* Page extract:
= Beginning of Section =

  • I have a child with CF, and I bought this book because of all the hype that I was hearing regarding it. Yes there are some things they stretch regarding CF but I believe it just highlights and raises awareness for this horrible disease that we so need. Worth the read, and my 17 yr old son with CF enjoyed it also. (My son is waiting for a double lung and possibly heart transplant, this is a very scary time in his life, this book helped him feel not so alone, CFers can not “hang out” with each other so it makes for a very lonely disease)
  • ***some vague spoilers****

    2.5 STARS

    When I was a teenager, I would have lopped up FIVE FEET APART written by Rachel Lippincott from a screenplay of a movie of the same name premiering March 2019. I loved stories about sick and dying people, no matter how sappy or unrealistic.

    FIVE FEET APART adds a new twist on sick-lit by adding the very real scenario that two cystic fibrosis patients cannot be within six feet of each other, for risk of life threatening cross-contamination.

= End of Section =

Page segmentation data
= Beginning of Section =

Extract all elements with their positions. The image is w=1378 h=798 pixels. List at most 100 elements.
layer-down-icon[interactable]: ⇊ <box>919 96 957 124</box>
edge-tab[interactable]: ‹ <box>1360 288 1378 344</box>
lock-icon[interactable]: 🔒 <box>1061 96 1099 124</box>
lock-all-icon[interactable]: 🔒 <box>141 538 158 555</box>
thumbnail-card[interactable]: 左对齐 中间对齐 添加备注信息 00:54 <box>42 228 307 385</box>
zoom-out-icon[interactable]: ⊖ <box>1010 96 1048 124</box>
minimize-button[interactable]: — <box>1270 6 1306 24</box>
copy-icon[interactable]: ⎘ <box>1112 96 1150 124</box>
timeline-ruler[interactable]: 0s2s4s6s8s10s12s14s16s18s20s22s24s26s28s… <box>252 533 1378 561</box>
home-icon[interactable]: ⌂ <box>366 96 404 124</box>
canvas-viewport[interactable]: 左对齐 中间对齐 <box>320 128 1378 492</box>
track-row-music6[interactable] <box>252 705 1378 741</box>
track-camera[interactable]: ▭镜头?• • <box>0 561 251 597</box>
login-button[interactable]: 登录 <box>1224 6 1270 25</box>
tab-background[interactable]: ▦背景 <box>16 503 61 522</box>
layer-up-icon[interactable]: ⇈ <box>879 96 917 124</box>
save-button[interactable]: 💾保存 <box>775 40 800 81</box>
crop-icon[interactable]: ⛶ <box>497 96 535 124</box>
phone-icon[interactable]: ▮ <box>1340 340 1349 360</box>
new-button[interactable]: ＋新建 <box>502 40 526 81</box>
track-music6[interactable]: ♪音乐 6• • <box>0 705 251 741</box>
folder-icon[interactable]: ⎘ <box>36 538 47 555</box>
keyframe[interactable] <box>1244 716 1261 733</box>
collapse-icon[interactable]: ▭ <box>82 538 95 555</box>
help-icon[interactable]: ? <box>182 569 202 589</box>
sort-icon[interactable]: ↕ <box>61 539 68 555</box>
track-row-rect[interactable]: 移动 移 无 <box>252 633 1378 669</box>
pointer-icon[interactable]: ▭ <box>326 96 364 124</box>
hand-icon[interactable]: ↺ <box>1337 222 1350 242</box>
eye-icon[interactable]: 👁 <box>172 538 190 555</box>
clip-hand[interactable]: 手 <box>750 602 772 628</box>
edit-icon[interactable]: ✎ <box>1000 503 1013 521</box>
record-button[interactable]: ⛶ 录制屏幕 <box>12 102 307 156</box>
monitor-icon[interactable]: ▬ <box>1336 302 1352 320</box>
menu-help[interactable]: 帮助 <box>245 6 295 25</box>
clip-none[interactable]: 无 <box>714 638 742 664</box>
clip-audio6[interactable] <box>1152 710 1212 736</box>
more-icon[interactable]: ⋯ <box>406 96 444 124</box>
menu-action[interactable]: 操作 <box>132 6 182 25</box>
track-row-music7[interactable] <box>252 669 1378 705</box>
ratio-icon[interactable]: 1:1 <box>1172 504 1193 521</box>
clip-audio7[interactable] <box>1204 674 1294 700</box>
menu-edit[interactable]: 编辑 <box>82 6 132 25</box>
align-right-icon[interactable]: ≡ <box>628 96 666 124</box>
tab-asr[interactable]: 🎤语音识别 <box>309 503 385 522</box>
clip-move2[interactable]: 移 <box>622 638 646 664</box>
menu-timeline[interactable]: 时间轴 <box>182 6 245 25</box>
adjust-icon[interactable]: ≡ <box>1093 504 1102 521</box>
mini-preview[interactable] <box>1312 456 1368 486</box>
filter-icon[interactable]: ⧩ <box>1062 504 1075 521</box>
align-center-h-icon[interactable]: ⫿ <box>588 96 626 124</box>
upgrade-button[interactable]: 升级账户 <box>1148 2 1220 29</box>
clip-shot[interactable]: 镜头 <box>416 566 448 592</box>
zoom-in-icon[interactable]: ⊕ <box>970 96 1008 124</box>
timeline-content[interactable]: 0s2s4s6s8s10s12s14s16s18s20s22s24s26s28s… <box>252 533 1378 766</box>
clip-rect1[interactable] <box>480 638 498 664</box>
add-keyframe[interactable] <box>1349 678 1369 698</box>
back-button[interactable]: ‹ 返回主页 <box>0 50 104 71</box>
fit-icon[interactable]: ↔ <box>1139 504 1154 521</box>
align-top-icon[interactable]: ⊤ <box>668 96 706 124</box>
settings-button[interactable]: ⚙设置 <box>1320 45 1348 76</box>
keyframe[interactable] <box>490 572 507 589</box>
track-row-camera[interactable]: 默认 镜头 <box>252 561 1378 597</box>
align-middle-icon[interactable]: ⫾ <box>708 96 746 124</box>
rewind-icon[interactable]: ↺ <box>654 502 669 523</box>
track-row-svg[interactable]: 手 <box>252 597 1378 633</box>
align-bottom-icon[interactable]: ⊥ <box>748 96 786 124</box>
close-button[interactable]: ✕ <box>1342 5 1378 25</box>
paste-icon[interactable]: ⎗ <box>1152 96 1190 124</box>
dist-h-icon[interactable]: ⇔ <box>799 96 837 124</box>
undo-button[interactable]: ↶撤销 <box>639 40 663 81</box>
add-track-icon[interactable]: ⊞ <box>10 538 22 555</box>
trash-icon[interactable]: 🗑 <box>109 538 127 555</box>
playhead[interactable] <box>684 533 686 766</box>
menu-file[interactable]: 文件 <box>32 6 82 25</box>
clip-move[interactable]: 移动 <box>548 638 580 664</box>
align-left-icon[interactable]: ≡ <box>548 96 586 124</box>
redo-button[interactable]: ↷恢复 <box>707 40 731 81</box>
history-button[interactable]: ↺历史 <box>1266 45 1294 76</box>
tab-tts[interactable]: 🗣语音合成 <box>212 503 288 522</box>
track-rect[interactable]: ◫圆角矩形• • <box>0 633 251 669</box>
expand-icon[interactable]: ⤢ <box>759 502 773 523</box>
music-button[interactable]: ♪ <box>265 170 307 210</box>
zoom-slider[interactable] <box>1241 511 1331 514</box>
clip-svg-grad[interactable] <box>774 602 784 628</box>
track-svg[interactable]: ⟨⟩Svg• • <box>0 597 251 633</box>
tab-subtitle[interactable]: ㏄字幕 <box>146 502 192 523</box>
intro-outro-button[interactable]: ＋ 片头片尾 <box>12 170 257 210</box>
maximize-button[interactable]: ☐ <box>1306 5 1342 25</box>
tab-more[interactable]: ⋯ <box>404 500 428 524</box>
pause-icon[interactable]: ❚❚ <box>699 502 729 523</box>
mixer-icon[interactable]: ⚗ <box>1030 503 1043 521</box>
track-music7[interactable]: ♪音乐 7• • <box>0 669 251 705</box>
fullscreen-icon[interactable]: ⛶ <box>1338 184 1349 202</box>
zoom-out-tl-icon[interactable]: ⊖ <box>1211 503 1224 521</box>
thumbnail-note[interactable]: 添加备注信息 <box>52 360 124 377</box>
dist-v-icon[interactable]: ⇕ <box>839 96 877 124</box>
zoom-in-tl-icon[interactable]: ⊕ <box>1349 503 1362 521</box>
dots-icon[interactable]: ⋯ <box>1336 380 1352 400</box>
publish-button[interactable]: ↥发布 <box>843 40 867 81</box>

= End of Section =

* What you are asked to do: Please say whether each statement agrees with the Five Feet Apart reviews, answering yes or no and quoting the words from the reviews that decide it: (a) The first reviewer's son is 17 years old. (b) The second review gives the book 3 stars. (c) The movie premiered in March 2020.

* Exercise result:
(a) Yes: "my 17 yr old son with CF enjoyed it also"
(b) No: "2.5 STARS"
(c) No: "premiering March 2019"